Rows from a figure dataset

◆ ◆ ◆

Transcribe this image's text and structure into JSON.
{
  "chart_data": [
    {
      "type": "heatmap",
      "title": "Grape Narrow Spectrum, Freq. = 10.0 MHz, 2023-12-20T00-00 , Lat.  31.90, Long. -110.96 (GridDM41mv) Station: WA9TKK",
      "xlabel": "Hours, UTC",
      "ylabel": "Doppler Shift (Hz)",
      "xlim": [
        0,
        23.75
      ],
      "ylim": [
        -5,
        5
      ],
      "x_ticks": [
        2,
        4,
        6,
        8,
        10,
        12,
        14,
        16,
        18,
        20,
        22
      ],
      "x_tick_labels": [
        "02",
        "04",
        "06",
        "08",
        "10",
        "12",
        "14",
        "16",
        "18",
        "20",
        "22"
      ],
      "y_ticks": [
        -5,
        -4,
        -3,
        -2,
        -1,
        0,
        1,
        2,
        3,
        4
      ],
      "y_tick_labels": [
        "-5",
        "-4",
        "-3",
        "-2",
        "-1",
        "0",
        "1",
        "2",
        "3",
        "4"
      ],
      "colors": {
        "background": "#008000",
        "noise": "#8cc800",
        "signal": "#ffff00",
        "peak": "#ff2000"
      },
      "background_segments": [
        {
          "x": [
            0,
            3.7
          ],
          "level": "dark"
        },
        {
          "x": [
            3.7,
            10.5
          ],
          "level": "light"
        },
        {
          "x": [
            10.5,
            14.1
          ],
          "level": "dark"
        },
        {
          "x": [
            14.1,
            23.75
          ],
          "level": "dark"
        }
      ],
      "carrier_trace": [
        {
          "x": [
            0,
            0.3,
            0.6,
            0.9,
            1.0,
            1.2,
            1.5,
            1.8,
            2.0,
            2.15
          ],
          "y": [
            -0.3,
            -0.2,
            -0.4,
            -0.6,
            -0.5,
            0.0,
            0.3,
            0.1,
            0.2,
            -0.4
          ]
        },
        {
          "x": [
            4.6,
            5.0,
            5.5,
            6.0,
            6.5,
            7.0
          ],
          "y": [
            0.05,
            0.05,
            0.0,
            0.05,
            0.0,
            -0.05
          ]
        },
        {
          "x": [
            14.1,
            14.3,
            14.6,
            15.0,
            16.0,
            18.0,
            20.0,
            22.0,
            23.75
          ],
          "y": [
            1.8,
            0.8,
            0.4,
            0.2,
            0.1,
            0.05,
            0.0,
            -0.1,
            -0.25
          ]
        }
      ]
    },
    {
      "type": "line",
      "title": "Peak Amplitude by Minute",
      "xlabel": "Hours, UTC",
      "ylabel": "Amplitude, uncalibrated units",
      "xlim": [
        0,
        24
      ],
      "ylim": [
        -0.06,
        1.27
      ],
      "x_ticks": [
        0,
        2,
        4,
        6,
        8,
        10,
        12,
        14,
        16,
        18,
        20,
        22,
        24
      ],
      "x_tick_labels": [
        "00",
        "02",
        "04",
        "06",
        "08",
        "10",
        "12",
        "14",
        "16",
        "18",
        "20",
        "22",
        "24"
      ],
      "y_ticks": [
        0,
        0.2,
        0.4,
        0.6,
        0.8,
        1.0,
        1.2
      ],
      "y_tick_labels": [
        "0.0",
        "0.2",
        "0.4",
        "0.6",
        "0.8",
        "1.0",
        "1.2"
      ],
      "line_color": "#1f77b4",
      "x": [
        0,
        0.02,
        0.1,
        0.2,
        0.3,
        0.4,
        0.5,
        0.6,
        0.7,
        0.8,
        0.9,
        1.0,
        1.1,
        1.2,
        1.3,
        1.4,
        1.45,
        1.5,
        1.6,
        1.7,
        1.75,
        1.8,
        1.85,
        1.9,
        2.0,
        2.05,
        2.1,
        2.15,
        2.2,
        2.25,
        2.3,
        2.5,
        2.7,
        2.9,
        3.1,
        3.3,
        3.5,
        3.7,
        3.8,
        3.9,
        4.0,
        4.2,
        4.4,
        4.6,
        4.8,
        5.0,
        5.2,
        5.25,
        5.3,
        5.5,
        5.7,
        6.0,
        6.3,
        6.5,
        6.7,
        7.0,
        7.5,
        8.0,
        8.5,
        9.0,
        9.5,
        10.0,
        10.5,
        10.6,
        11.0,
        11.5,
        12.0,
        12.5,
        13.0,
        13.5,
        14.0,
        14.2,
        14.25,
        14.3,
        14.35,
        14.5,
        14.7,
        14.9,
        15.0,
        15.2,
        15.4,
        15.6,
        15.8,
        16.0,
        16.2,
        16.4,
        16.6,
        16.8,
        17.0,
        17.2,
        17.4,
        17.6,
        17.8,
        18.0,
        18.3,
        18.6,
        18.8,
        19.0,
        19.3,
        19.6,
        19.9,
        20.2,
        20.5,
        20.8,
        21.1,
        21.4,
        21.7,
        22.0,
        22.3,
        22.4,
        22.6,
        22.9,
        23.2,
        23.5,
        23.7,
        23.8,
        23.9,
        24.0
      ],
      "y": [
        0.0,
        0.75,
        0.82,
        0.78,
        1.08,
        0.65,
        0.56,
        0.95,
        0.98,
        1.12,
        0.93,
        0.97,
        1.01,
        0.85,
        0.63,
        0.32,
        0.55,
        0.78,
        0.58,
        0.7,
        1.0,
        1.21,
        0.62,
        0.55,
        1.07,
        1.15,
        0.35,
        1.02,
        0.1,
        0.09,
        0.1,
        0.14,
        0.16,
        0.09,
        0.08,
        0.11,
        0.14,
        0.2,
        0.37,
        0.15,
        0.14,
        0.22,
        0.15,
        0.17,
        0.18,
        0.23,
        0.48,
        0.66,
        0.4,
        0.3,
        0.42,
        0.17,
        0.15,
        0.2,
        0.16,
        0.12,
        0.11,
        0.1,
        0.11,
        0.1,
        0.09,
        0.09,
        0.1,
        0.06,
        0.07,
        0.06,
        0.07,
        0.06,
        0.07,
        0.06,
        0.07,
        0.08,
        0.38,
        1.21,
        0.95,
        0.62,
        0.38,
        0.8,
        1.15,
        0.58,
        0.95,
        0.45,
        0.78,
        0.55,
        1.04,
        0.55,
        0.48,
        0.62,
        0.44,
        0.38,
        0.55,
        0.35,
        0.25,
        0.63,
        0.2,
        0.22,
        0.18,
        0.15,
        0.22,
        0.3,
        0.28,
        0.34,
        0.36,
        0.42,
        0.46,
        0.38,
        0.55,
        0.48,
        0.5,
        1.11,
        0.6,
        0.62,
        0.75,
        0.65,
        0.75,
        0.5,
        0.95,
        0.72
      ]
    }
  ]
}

◆ ◆ ◆

▸ **Task details**: Some lines of the data above may hold the word "title"; report how many do, and nothing else.

▸ **Written answer**: 2